■ Work instructions
Output the records. Match them exactly.

(begin)

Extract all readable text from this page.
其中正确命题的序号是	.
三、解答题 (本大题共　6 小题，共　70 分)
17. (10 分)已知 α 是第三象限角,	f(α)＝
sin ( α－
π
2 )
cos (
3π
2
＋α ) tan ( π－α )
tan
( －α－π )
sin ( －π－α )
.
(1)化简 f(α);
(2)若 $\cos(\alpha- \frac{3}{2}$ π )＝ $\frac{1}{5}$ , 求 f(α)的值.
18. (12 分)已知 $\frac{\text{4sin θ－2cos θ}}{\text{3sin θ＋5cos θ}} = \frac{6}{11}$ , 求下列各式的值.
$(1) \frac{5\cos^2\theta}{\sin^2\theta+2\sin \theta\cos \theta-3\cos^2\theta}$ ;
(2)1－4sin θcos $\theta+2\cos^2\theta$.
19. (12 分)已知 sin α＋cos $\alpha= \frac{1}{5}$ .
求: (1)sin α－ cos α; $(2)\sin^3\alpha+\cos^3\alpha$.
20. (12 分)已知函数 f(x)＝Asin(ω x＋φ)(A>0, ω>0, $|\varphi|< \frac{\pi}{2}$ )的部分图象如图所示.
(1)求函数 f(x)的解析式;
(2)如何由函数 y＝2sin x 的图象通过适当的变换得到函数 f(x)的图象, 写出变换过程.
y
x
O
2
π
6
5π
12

(end)

■ Result for this task
Extract all readable text from this page.
其中正确命题的序号是	.
三、解答题 (本大题共　6 小题，共　70 分)
17. (10 分)已知 α 是第三象限角,	f(α)＝
sin ( α－
π
2 )
cos (
3π
2
＋α ) tan ( π－α )
tan
( －α－π )
sin ( －π－α )
.
(1)化简 f(α);
(2)若 $\cos(\alpha- \frac{3}{2}$ π )＝ $\frac{1}{5}$ , 求 f(α)的值.
18. (12 分)已知 $\frac{\text{4sin θ－2cos θ}}{\text{3sin θ＋5cos θ}} = \frac{6}{11}$ , 求下列各式的值.
$(1) \frac{5\cos^2\theta}{\sin^2\theta+2\sin \theta\cos \theta-3\cos^2\theta}$ ;
(2)1－4sin θcos $\theta+2\cos^2\theta$.
19. (12 分)已知 sin α＋cos $\alpha= \frac{1}{5}$ .
求: (1)sin α－ cos α; $(2)\sin^3\alpha+\cos^3\alpha$.
20. (12 分)已知函数 f(x)＝Asin(ω x＋φ)(A>0, ω>0, $|\varphi|< \frac{\pi}{2}$ )的部分图象如图所示.
(1)求函数 f(x)的解析式;
(2)如何由函数 y＝2sin x 的图象通过适当的变换得到函数 f(x)的图象, 写出变换过程.
y
x
O
2
π
6
5π
12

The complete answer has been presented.